What is being asked: Quote every line below exactly and skip any picture.

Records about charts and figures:

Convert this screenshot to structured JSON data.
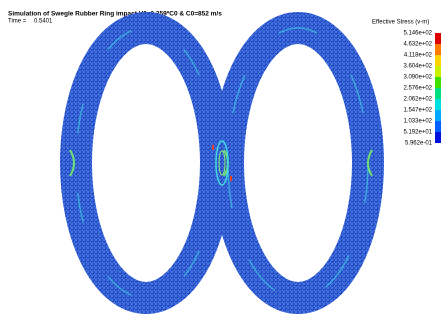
{
  "header": {
    "title": "Simulation of Swegle Rubber Ring impact V0=0.359*C0 & C0=852 m/s",
    "time_label": "Time =",
    "time_value": "0.5401"
  },
  "legend": {
    "title": "Effective Stress (v-m)",
    "labels": [
      "5.146e+02",
      "4.632e+02",
      "4.118e+02",
      "3.604e+02",
      "3.090e+02",
      "2.576e+02",
      "2.062e+02",
      "1.547e+02",
      "1.033e+02",
      "5.192e+01",
      "5.962e-01"
    ]
  }
}
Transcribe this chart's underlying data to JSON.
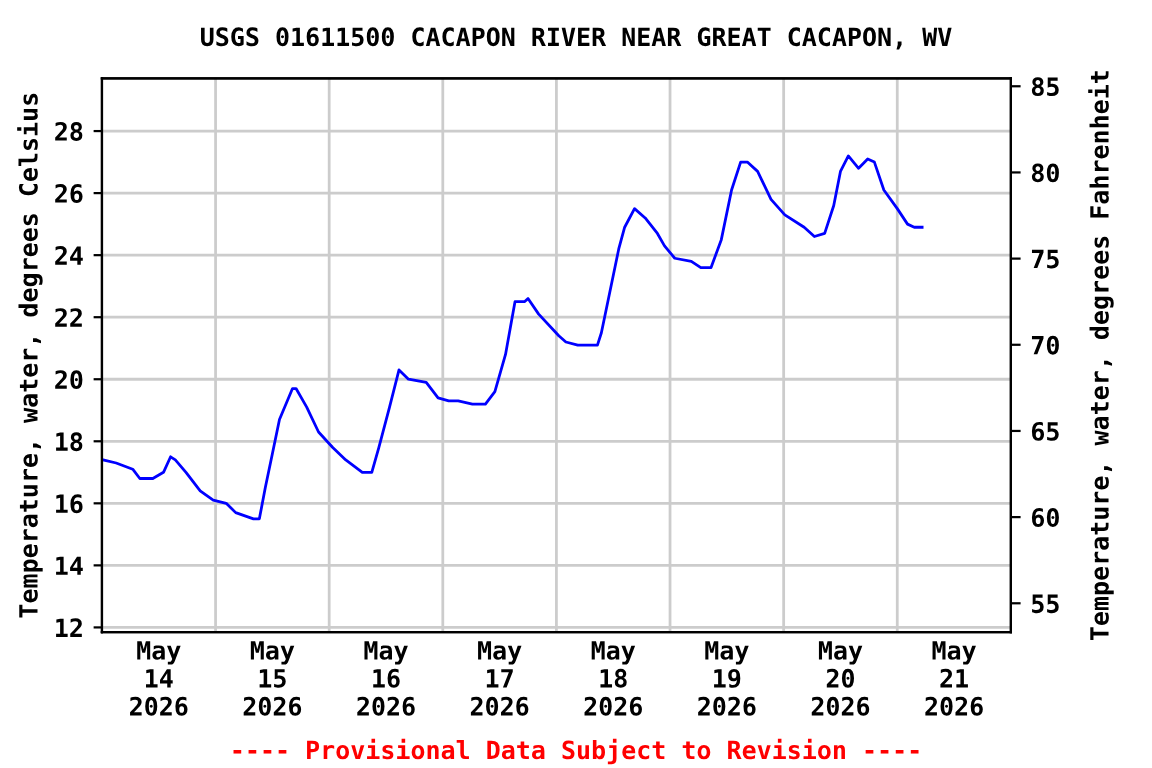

Correct result:
Convert this screenshot to structured JSON data.
{
  "header": {
    "title": "Simulation of Swegle Rubber Ring impact V0=0.359*C0 & C0=852 m/s",
    "time_label": "Time =",
    "time_value": "0.5401"
  },
  "legend": {
    "title": "Effective Stress (v-m)",
    "labels": [
      "5.146e+02",
      "4.632e+02",
      "4.118e+02",
      "3.604e+02",
      "3.090e+02",
      "2.576e+02",
      "2.062e+02",
      "1.547e+02",
      "1.033e+02",
      "5.192e+01",
      "5.962e-01"
    ]
  }
}
Transcribe this chart's underlying data to JSON.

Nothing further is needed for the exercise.